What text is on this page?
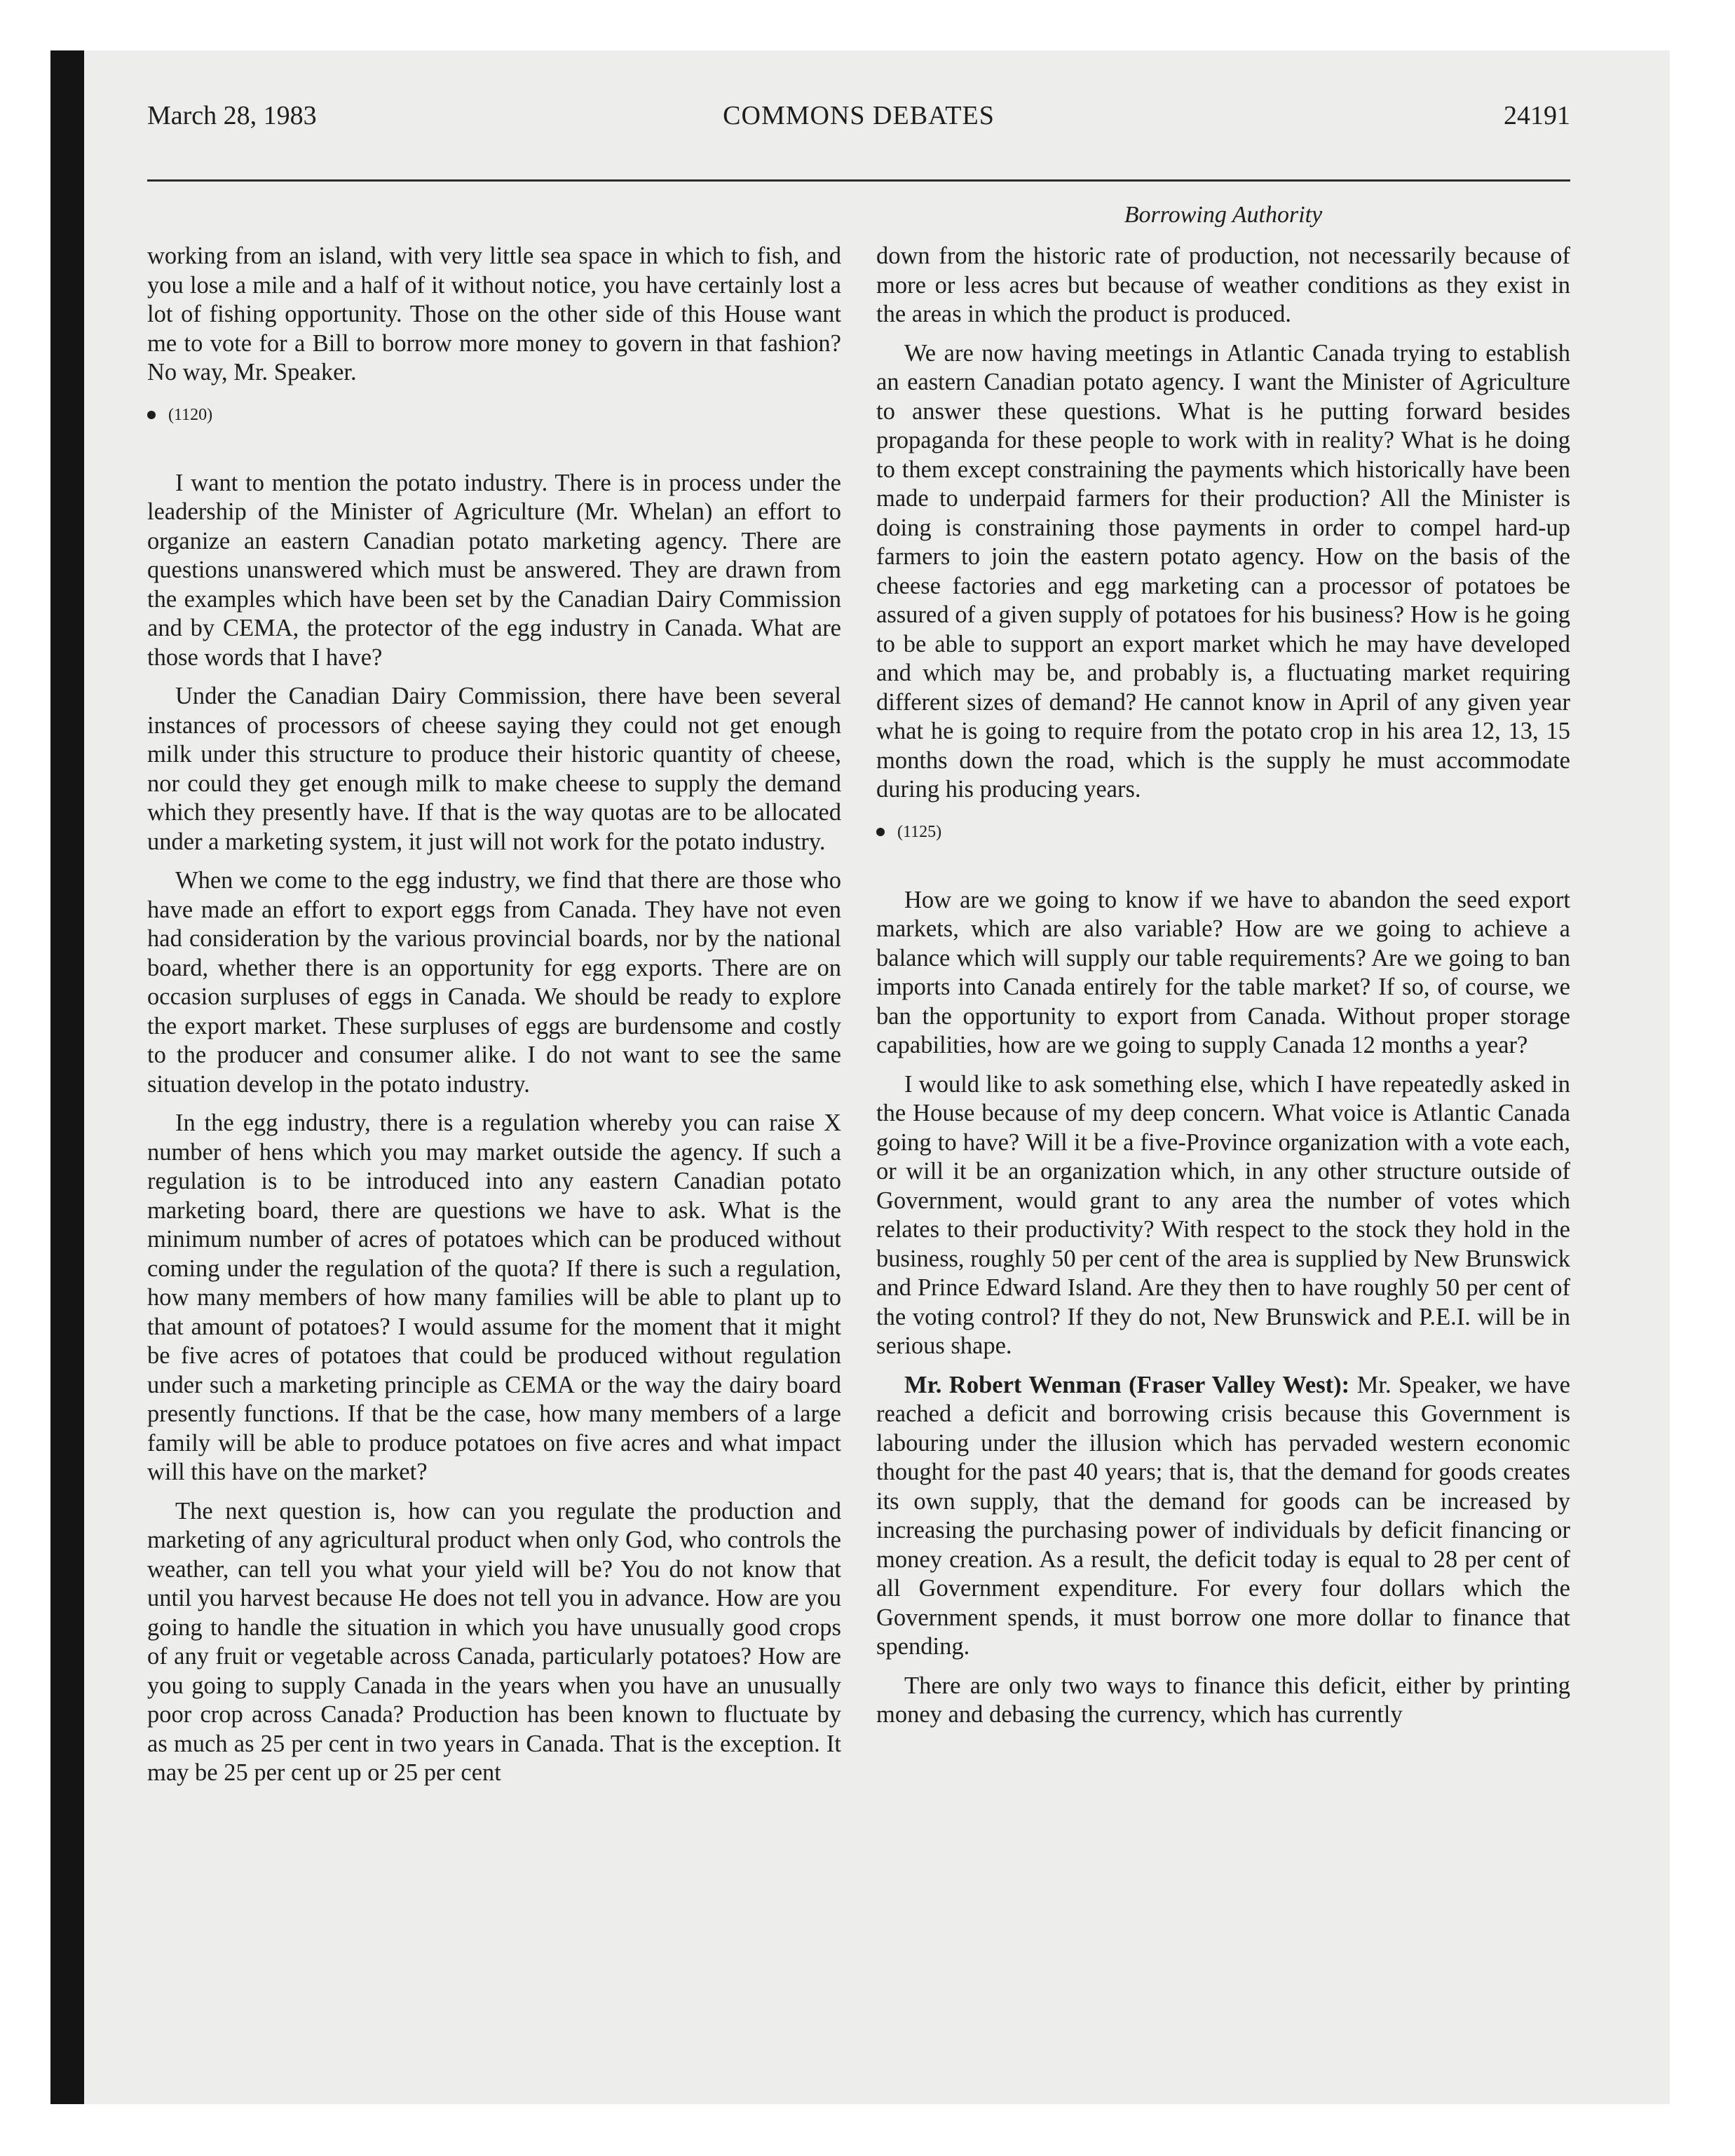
March 28, 1983	COMMONS DEBATES	24191
Borrowing Authority

working from an island, with very little sea space in which to fish, and you lose a mile and a half of it without notice, you have certainly lost a lot of fishing opportunity. Those on the other side of this House want me to vote for a Bill to borrow more money to govern in that fashion? No way, Mr. Speaker.

(1120)

I want to mention the potato industry. There is in process under the leadership of the Minister of Agriculture (Mr. Whelan) an effort to organize an eastern Canadian potato marketing agency. There are questions unanswered which must be answered. They are drawn from the examples which have been set by the Canadian Dairy Commission and by CEMA, the protector of the egg industry in Canada. What are those words that I have?

Under the Canadian Dairy Commission, there have been several instances of processors of cheese saying they could not get enough milk under this structure to produce their historic quantity of cheese, nor could they get enough milk to make cheese to supply the demand which they presently have. If that is the way quotas are to be allocated under a marketing system, it just will not work for the potato industry.

When we come to the egg industry, we find that there are those who have made an effort to export eggs from Canada. They have not even had consideration by the various provincial boards, nor by the national board, whether there is an opportunity for egg exports. There are on occasion surpluses of eggs in Canada. We should be ready to explore the export market. These surpluses of eggs are burdensome and costly to the producer and consumer alike. I do not want to see the same situation develop in the potato industry.

In the egg industry, there is a regulation whereby you can raise X number of hens which you may market outside the agency. If such a regulation is to be introduced into any eastern Canadian potato marketing board, there are questions we have to ask. What is the minimum number of acres of potatoes which can be produced without coming under the regulation of the quota? If there is such a regulation, how many members of how many families will be able to plant up to that amount of potatoes? I would assume for the moment that it might be five acres of potatoes that could be produced without regulation under such a marketing principle as CEMA or the way the dairy board presently functions. If that be the case, how many members of a large family will be able to produce potatoes on five acres and what impact will this have on the market?

The next question is, how can you regulate the production and marketing of any agricultural product when only God, who controls the weather, can tell you what your yield will be? You do not know that until you harvest because He does not tell you in advance. How are you going to handle the situation in which you have unusually good crops of any fruit or vegetable across Canada, particularly potatoes? How are you going to supply Canada in the years when you have an unusually poor crop across Canada? Production has been known to fluctuate by as much as 25 per cent in two years in Canada. That is the exception. It may be 25 per cent up or 25 per cent

down from the historic rate of production, not necessarily because of more or less acres but because of weather conditions as they exist in the areas in which the product is produced.

We are now having meetings in Atlantic Canada trying to establish an eastern Canadian potato agency. I want the Minister of Agriculture to answer these questions. What is he putting forward besides propaganda for these people to work with in reality? What is he doing to them except constraining the payments which historically have been made to underpaid farmers for their production? All the Minister is doing is constraining those payments in order to compel hard-up farmers to join the eastern potato agency. How on the basis of the cheese factories and egg marketing can a processor of potatoes be assured of a given supply of potatoes for his business? How is he going to be able to support an export market which he may have developed and which may be, and probably is, a fluctuating market requiring different sizes of demand? He cannot know in April of any given year what he is going to require from the potato crop in his area 12, 13, 15 months down the road, which is the supply he must accommodate during his producing years.

(1125)

How are we going to know if we have to abandon the seed export markets, which are also variable? How are we going to achieve a balance which will supply our table requirements? Are we going to ban imports into Canada entirely for the table market? If so, of course, we ban the opportunity to export from Canada. Without proper storage capabilities, how are we going to supply Canada 12 months a year?

I would like to ask something else, which I have repeatedly asked in the House because of my deep concern. What voice is Atlantic Canada going to have? Will it be a five-Province organization with a vote each, or will it be an organization which, in any other structure outside of Government, would grant to any area the number of votes which relates to their productivity? With respect to the stock they hold in the business, roughly 50 per cent of the area is supplied by New Brunswick and Prince Edward Island. Are they then to have roughly 50 per cent of the voting control? If they do not, New Brunswick and P.E.I. will be in serious shape.

Mr. Robert Wenman (Fraser Valley West): Mr. Speaker, we have reached a deficit and borrowing crisis because this Government is labouring under the illusion which has pervaded western economic thought for the past 40 years; that is, that the demand for goods creates its own supply, that the demand for goods can be increased by increasing the purchasing power of individuals by deficit financing or money creation. As a result, the deficit today is equal to 28 per cent of all Government expenditure. For every four dollars which the Government spends, it must borrow one more dollar to finance that spending.

There are only two ways to finance this deficit, either by printing money and debasing the currency, which has currently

========================================================================

Report how many lines of the listing above include the word "finance". Say nothing but the number.

**RESULT**
2